» DATASET EXTRACT:
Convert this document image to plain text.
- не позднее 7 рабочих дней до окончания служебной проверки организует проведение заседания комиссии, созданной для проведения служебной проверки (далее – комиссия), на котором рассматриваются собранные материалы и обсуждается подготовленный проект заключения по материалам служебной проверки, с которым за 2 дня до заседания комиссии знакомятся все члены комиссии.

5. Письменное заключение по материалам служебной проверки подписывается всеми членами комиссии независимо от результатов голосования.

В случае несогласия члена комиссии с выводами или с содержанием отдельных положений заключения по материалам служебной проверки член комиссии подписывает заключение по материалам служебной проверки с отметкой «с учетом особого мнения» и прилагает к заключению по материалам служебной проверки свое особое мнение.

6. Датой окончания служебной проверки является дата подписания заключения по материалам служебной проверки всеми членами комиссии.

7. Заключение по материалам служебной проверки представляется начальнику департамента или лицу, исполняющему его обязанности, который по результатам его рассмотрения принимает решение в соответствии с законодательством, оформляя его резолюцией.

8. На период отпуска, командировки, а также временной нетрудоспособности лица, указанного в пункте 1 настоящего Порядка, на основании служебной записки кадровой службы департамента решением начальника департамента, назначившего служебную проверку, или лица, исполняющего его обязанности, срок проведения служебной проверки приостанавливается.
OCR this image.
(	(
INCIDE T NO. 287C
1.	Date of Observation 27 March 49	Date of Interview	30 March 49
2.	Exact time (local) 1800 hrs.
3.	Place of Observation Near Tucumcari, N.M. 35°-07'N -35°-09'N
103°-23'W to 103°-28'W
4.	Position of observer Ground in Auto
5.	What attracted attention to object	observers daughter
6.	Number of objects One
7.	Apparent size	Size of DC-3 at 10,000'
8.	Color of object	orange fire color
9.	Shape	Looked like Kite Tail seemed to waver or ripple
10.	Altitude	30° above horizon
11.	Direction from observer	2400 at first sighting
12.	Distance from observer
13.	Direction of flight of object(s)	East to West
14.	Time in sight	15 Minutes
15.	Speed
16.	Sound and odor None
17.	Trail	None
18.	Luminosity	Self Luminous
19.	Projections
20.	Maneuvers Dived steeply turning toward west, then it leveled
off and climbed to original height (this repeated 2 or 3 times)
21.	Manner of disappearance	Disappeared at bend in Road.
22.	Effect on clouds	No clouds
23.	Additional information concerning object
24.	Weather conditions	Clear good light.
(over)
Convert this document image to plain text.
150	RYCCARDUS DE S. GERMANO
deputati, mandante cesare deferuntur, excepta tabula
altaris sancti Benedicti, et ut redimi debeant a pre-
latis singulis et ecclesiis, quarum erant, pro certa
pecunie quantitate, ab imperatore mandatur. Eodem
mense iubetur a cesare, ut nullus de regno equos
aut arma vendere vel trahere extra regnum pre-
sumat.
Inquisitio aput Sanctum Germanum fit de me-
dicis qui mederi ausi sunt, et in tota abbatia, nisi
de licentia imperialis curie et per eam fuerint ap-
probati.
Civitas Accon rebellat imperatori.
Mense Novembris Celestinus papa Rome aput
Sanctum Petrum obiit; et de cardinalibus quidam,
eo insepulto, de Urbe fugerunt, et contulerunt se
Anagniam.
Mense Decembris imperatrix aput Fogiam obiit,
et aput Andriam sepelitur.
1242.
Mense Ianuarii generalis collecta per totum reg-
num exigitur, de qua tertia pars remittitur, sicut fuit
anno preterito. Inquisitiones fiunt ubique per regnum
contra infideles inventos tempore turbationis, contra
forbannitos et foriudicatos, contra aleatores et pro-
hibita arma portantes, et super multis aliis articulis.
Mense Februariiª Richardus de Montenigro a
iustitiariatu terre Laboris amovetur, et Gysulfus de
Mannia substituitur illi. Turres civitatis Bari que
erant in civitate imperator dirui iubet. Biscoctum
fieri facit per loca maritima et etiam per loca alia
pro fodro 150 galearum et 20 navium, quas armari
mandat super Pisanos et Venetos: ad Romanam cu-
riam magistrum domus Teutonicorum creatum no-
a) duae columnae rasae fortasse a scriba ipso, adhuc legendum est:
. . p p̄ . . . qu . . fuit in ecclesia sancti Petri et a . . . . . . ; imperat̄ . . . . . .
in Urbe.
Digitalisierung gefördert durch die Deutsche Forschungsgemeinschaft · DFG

» DIRECTIONS: How many lines of these entries hold the string "членами"? Answer with the number alone.

» EXERCISE RESULT: 2